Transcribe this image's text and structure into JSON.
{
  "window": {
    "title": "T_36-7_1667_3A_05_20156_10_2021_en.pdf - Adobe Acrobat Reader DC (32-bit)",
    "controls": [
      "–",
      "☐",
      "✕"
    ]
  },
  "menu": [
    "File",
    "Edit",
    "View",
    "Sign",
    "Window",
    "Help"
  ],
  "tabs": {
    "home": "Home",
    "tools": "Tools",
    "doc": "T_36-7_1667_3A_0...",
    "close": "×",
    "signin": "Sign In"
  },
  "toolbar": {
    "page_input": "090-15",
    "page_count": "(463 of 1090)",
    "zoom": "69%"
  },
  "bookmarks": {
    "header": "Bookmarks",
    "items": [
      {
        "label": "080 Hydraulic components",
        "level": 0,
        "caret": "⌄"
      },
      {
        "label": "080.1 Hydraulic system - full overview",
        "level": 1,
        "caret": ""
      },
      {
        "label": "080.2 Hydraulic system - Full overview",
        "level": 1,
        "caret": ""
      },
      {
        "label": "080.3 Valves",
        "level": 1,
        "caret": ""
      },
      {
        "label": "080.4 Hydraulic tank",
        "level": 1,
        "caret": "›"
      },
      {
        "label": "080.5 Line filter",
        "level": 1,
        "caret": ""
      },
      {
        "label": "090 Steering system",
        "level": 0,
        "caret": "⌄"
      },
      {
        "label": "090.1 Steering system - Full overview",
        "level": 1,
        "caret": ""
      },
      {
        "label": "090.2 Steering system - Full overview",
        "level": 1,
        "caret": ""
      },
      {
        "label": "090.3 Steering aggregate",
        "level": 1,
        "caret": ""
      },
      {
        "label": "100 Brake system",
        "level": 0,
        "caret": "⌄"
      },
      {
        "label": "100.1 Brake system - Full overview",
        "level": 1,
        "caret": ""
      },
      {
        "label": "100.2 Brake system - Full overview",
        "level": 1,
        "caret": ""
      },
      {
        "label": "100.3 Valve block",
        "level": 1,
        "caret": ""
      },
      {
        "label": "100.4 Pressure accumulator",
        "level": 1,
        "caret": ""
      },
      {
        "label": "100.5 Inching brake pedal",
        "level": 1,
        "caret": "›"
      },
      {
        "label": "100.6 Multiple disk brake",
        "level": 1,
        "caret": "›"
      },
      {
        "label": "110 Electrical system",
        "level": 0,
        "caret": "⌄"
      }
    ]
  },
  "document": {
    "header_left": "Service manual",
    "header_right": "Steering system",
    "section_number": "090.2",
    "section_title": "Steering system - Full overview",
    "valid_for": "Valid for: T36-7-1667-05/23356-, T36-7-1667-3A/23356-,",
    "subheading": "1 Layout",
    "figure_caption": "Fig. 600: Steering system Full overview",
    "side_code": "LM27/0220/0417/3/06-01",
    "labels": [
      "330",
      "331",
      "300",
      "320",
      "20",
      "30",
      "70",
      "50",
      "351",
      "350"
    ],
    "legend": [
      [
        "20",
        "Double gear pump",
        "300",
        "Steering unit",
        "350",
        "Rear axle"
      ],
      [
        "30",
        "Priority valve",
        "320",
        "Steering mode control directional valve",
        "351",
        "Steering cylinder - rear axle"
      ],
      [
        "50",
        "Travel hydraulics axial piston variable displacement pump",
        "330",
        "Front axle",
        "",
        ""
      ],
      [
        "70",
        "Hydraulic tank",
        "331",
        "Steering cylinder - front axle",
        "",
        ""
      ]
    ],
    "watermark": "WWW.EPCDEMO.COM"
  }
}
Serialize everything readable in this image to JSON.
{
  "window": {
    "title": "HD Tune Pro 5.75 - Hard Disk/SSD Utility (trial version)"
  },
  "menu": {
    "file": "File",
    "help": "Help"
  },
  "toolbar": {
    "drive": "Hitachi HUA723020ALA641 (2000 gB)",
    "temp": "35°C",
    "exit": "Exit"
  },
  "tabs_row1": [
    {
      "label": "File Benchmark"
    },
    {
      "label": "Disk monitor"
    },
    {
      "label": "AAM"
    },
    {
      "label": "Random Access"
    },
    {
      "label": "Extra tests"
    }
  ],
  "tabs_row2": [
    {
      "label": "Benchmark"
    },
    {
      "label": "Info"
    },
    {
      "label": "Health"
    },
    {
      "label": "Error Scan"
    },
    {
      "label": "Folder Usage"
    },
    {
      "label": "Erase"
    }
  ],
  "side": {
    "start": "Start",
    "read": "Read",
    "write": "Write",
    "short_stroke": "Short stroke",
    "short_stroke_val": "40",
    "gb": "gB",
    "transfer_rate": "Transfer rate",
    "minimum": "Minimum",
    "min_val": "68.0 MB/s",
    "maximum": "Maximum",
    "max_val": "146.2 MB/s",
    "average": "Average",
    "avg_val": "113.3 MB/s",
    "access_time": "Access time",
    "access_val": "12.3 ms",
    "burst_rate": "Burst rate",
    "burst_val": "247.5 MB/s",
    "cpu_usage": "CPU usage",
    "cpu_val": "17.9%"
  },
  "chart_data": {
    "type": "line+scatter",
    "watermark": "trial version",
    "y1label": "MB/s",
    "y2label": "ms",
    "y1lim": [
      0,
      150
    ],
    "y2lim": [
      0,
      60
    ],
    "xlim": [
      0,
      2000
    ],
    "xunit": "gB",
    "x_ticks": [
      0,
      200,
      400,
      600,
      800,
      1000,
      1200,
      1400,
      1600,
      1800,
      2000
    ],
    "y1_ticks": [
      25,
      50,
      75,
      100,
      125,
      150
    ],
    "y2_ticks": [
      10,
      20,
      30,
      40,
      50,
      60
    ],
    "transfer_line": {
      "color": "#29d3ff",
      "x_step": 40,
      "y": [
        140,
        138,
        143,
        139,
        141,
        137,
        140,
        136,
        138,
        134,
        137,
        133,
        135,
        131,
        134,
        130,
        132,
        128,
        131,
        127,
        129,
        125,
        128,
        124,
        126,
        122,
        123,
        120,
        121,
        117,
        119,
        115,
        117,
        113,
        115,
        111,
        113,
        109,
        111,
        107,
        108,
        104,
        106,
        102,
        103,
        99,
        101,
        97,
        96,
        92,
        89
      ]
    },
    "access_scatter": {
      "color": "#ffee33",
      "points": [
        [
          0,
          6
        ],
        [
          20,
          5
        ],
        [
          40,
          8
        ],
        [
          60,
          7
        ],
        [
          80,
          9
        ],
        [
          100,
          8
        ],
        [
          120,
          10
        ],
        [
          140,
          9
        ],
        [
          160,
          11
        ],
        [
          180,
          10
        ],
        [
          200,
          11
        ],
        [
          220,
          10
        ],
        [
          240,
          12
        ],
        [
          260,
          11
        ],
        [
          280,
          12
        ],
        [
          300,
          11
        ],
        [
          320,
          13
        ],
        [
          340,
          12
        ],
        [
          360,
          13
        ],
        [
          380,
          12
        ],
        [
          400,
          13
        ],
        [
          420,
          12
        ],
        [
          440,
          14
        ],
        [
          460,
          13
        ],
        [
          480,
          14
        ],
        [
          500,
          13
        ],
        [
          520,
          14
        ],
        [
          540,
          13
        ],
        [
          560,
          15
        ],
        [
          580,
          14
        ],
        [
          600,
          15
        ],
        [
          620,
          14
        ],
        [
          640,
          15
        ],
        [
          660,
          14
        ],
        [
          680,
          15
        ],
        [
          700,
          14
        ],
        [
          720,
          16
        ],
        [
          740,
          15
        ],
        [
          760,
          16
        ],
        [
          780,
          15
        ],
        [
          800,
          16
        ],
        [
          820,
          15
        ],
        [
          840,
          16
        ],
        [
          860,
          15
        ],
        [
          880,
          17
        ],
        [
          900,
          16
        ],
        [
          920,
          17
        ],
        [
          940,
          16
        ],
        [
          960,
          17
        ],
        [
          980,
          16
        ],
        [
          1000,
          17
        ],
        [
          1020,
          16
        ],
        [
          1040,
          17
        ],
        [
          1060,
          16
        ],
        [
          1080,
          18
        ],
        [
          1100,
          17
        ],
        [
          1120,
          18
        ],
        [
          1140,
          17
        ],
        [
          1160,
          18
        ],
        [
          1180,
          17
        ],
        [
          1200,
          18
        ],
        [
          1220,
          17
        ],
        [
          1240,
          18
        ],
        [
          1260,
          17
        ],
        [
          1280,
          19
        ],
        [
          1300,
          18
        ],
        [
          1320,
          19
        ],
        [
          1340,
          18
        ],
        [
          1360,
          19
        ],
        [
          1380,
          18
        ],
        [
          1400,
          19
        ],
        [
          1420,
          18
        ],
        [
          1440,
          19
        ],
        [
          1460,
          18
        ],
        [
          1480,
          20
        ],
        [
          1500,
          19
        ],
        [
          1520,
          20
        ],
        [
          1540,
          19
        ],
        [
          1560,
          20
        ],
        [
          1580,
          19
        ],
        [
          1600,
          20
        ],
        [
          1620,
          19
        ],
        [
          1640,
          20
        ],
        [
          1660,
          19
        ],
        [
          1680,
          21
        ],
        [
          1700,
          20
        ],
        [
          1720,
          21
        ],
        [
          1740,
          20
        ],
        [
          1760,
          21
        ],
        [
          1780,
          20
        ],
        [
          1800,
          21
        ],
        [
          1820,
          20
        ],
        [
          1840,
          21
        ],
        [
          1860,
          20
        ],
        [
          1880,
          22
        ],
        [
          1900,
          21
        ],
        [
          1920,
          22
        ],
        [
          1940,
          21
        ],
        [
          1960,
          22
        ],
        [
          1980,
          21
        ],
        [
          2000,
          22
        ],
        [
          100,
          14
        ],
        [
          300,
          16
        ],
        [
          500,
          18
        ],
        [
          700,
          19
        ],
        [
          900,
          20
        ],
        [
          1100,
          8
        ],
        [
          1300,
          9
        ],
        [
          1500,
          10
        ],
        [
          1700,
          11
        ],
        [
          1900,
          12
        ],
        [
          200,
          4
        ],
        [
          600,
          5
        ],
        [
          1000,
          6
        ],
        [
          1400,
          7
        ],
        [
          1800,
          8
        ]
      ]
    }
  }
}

What to work on
For the data above, state how many lines contain "axle"; the number is the whole answer.

Solution to the problem
4